REQUIRED TASK: Among the entries, which lines carry the string "βράχου"? Copy each of them.

THE DATA:
::::

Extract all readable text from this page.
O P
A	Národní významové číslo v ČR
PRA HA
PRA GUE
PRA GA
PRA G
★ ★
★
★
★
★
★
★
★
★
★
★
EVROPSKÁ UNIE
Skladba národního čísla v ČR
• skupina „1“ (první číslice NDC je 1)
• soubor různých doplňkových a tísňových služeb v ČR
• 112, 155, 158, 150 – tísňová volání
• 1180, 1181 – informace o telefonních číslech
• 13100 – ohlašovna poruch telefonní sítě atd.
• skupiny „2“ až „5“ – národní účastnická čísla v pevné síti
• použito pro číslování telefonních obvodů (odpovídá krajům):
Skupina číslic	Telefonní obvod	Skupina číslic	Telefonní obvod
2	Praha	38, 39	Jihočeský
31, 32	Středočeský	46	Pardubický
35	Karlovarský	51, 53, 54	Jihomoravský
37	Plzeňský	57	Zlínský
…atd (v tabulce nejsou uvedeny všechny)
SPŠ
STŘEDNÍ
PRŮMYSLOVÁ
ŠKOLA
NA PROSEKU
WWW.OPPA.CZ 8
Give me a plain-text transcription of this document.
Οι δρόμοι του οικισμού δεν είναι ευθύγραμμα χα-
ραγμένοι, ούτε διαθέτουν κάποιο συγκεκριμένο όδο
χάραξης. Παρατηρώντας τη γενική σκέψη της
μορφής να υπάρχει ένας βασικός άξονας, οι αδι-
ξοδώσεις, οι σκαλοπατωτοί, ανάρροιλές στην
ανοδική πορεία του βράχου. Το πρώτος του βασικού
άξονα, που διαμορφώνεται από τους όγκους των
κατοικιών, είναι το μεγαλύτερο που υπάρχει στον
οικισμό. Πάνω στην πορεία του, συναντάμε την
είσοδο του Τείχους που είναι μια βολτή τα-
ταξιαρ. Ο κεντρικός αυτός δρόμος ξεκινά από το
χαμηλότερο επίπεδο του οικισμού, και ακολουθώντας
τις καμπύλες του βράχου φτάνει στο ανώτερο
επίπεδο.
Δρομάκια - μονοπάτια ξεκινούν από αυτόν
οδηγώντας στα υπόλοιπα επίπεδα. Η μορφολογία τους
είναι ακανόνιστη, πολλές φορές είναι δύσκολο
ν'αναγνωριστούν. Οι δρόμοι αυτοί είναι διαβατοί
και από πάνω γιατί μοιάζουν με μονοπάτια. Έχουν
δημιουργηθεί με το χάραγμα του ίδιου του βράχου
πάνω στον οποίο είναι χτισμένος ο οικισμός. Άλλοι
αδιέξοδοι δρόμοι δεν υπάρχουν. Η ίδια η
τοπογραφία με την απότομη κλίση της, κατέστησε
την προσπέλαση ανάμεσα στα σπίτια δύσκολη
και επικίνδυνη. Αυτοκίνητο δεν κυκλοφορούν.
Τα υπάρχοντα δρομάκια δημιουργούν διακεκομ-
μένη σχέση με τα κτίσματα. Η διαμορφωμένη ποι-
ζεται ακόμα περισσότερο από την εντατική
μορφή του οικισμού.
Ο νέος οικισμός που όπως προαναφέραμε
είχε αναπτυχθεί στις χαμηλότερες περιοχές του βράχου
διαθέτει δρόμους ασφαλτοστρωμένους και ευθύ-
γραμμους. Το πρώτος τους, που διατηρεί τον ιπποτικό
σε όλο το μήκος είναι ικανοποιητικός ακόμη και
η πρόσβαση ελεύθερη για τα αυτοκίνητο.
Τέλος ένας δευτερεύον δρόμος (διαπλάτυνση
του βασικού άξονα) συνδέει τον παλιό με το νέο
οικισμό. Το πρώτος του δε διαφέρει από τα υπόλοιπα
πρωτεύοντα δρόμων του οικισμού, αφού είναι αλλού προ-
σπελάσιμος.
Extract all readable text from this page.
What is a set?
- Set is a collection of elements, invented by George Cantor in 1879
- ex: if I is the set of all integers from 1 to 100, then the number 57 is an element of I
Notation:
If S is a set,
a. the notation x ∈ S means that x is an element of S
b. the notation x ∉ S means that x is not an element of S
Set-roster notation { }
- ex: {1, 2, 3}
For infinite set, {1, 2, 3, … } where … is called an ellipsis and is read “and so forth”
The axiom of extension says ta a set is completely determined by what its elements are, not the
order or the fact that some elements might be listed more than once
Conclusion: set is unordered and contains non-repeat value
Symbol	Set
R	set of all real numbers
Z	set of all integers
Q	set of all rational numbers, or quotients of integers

::::

COMPLETE RESPONSE:
ανοδική πορεία του βράχου. Το πρώτος του βασικού
τις καμπύλες του βράχου φτάνει στο ανώτερο
δημιουργηθεί με το χάραγμα του ίδιου του βράχου
είχε αναπτυχθεί στις χαμηλότερες περιοχές του βράχου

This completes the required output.